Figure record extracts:

□ □ □ □ □ □ □

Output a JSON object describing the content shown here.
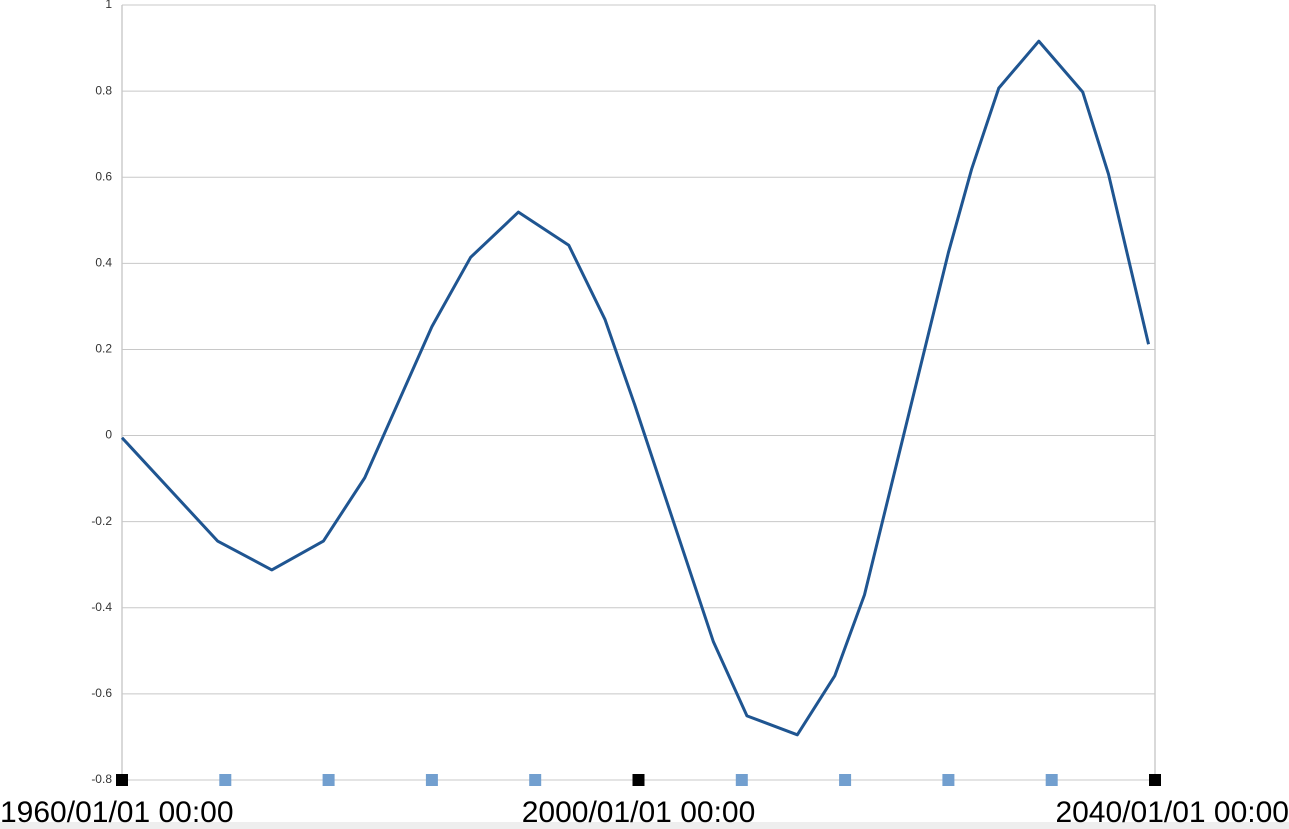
{
  "chart_data": {
    "type": "line",
    "x": [
      1960,
      1967.4,
      1971.6,
      1975.6,
      1978.8,
      1984.0,
      1987.0,
      1990.7,
      1994.6,
      1997.4,
      1999.7,
      2001.7,
      2005.8,
      2008.4,
      2012.3,
      2015.2,
      2017.5,
      2024.0,
      2025.8,
      2027.9,
      2031.0,
      2034.4,
      2036.4,
      2039.5
    ],
    "series": [
      {
        "color": "#1f5591",
        "values": [
          -0.005,
          -0.245,
          -0.312,
          -0.245,
          -0.098,
          0.253,
          0.414,
          0.519,
          0.442,
          0.27,
          0.072,
          -0.109,
          -0.479,
          -0.651,
          -0.695,
          -0.558,
          -0.37,
          0.425,
          0.619,
          0.807,
          0.916,
          0.798,
          0.607,
          0.212
        ]
      }
    ],
    "xlim": [
      1960,
      2040
    ],
    "xticks": [
      {
        "value": 1960,
        "label": "1960/01/01 00:00"
      },
      {
        "value": 2000,
        "label": "2000/01/01 00:00"
      },
      {
        "value": 2040,
        "label": "2040/01/01 00:00"
      }
    ],
    "xminorticks": [
      1968,
      1976,
      1984,
      1992,
      2008,
      2016,
      2024,
      2032
    ],
    "major_tick_color": "#000000",
    "minor_tick_color": "#729fcf",
    "ylim": [
      -0.8,
      1
    ],
    "yticks": [
      -0.8,
      -0.6,
      -0.4,
      -0.2,
      0,
      0.2,
      0.4,
      0.6,
      0.8,
      1
    ],
    "grid": true
  }
}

□ □ □ □ □ □ □

> Objective: From the data above, pick out each line containing "label" and copy it.

> Solution for this problem:
        "label": "1960/01/01 00:00"
        "label": "2000/01/01 00:00"
        "label": "2040/01/01 00:00"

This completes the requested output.